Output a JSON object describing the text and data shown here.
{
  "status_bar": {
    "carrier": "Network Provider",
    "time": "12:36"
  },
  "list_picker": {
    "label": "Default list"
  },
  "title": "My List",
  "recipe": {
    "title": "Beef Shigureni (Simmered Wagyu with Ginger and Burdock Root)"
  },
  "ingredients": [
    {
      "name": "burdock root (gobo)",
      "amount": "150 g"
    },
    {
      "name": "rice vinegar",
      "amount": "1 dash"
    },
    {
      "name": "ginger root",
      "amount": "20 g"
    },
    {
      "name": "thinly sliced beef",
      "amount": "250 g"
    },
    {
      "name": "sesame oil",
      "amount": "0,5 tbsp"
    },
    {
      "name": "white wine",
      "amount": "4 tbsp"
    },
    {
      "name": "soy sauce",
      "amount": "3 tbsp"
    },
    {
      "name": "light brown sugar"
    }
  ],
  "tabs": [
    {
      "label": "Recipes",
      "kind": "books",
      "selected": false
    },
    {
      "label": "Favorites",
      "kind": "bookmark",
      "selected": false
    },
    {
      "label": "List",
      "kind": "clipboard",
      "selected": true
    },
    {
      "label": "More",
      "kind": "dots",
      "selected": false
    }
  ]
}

◇ ◇ ◇ ◇ ◇

Exercise description — Write out the entries above once more, without altering anything.

Solution —
Output a JSON object describing the text and data shown here.
{
  "status_bar": {
    "carrier": "Network Provider",
    "time": "12:36"
  },
  "list_picker": {
    "label": "Default list"
  },
  "title": "My List",
  "recipe": {
    "title": "Beef Shigureni (Simmered Wagyu with Ginger and Burdock Root)"
  },
  "ingredients": [
    {
      "name": "burdock root (gobo)",
      "amount": "150 g"
    },
    {
      "name": "rice vinegar",
      "amount": "1 dash"
    },
    {
      "name": "ginger root",
      "amount": "20 g"
    },
    {
      "name": "thinly sliced beef",
      "amount": "250 g"
    },
    {
      "name": "sesame oil",
      "amount": "0,5 tbsp"
    },
    {
      "name": "white wine",
      "amount": "4 tbsp"
    },
    {
      "name": "soy sauce",
      "amount": "3 tbsp"
    },
    {
      "name": "light brown sugar"
    }
  ],
  "tabs": [
    {
      "label": "Recipes",
      "kind": "books",
      "selected": false
    },
    {
      "label": "Favorites",
      "kind": "bookmark",
      "selected": false
    },
    {
      "label": "List",
      "kind": "clipboard",
      "selected": true
    },
    {
      "label": "More",
      "kind": "dots",
      "selected": false
    }
  ]
}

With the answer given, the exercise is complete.